▸ Stated goal:
Skip every image and restate the data word for word.
Begin Records supplied
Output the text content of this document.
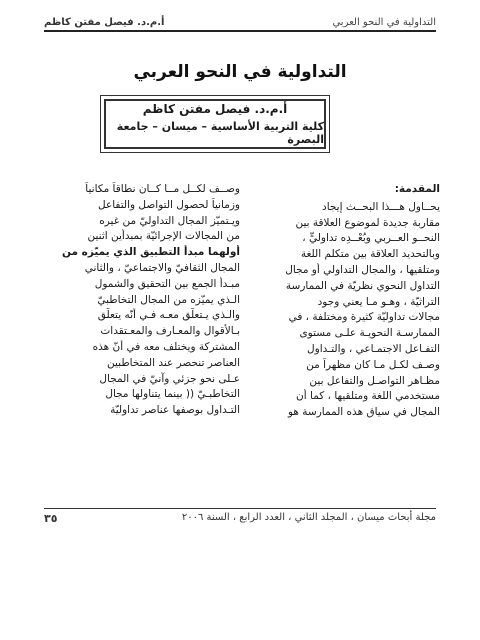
التداولية في النحو العربي
أ.م.د. فيصل مفتن كاظم
التداولية في النحو العربي
أ.م.د. فيصل مفتن كاظم
كلية التربية الأساسية – ميسان – جامعة البصرة
المقدمة:
يحــاول هـــذا البحــث إيجاد
مقاربة جديدة لموضوع العلاقة بين
النحــو العــربي وبُعْــدِه تداوليٍّ ،
وبالتحديد العلاقة بين متكلم اللغة
ومتلقيها ، والمجال التداولي أو مجال
التداول النحوي نظريّة في الممارسة
التراثيّة ، وهـو مـا يعني وجود
مجالات تداوليّة كثيرة ومختلفة ، في
الممارسـة النحويـة علـى مستوى
التفـاعل الاجتمـاعي ، والتـداول
وصـف لكـل مـا كان مظهراً من
مظـاهر التواصـل والتفاعل بين
مستخدمي اللغة ومتلقيها ، كما أن
المجال في سياق هذه الممارسة هو
وصــف لكــل مــا كــان نطاقاً مكانياً
وزمانياً لحصول التواصل والتفاعل
ويـتميّز المجال التداوليّ من غيره
من المجالات الإجرائيّة بمبدأين اثنين
أولهما مبدأ التطبيق الذي يميّزه من
المجال الثقافيّ والاجتماعيّ ، والثاني
مبـدأ الجمع بين التحقيق والشمول
الـذي يميّزه من المجال التخاطبيّ
والـذي يـتعلّق معـه فـي أنّه يتعلّق
بـالأقوال والمعـارف والمعـتقدات
المشتركة ويختلف معه في أنّ هذه
العناصر تنحصر عند المتخاطبين
عـلى نحو جزئي وآنيّ في المجال
التخاطبـيّ (( بينما يتناولها مجال
التـداول بوصفها عناصر تداوليّة
مجلة أبحاث ميسان ، المجلد الثاني ، العدد الرابع ، السنة ٢٠٠٦
٣٥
End Records supplied
▸ Complete output:
Output the text content of this document.
التداولية في النحو العربي
أ.م.د. فيصل مفتن كاظم
التداولية في النحو العربي
أ.م.د. فيصل مفتن كاظم
كلية التربية الأساسية – ميسان – جامعة البصرة
المقدمة:
يحــاول هـــذا البحــث إيجاد
مقاربة جديدة لموضوع العلاقة بين
النحــو العــربي وبُعْــدِه تداوليٍّ ،
وبالتحديد العلاقة بين متكلم اللغة
ومتلقيها ، والمجال التداولي أو مجال
التداول النحوي نظريّة في الممارسة
التراثيّة ، وهـو مـا يعني وجود
مجالات تداوليّة كثيرة ومختلفة ، في
الممارسـة النحويـة علـى مستوى
التفـاعل الاجتمـاعي ، والتـداول
وصـف لكـل مـا كان مظهراً من
مظـاهر التواصـل والتفاعل بين
مستخدمي اللغة ومتلقيها ، كما أن
المجال في سياق هذه الممارسة هو
وصــف لكــل مــا كــان نطاقاً مكانياً
وزمانياً لحصول التواصل والتفاعل
ويـتميّز المجال التداوليّ من غيره
من المجالات الإجرائيّة بمبدأين اثنين
أولهما مبدأ التطبيق الذي يميّزه من
المجال الثقافيّ والاجتماعيّ ، والثاني
مبـدأ الجمع بين التحقيق والشمول
الـذي يميّزه من المجال التخاطبيّ
والـذي يـتعلّق معـه فـي أنّه يتعلّق
بـالأقوال والمعـارف والمعـتقدات
المشتركة ويختلف معه في أنّ هذه
العناصر تنحصر عند المتخاطبين
عـلى نحو جزئي وآنيّ في المجال
التخاطبـيّ (( بينما يتناولها مجال
التـداول بوصفها عناصر تداوليّة
مجلة أبحاث ميسان ، المجلد الثاني ، العدد الرابع ، السنة ٢٠٠٦
٣٥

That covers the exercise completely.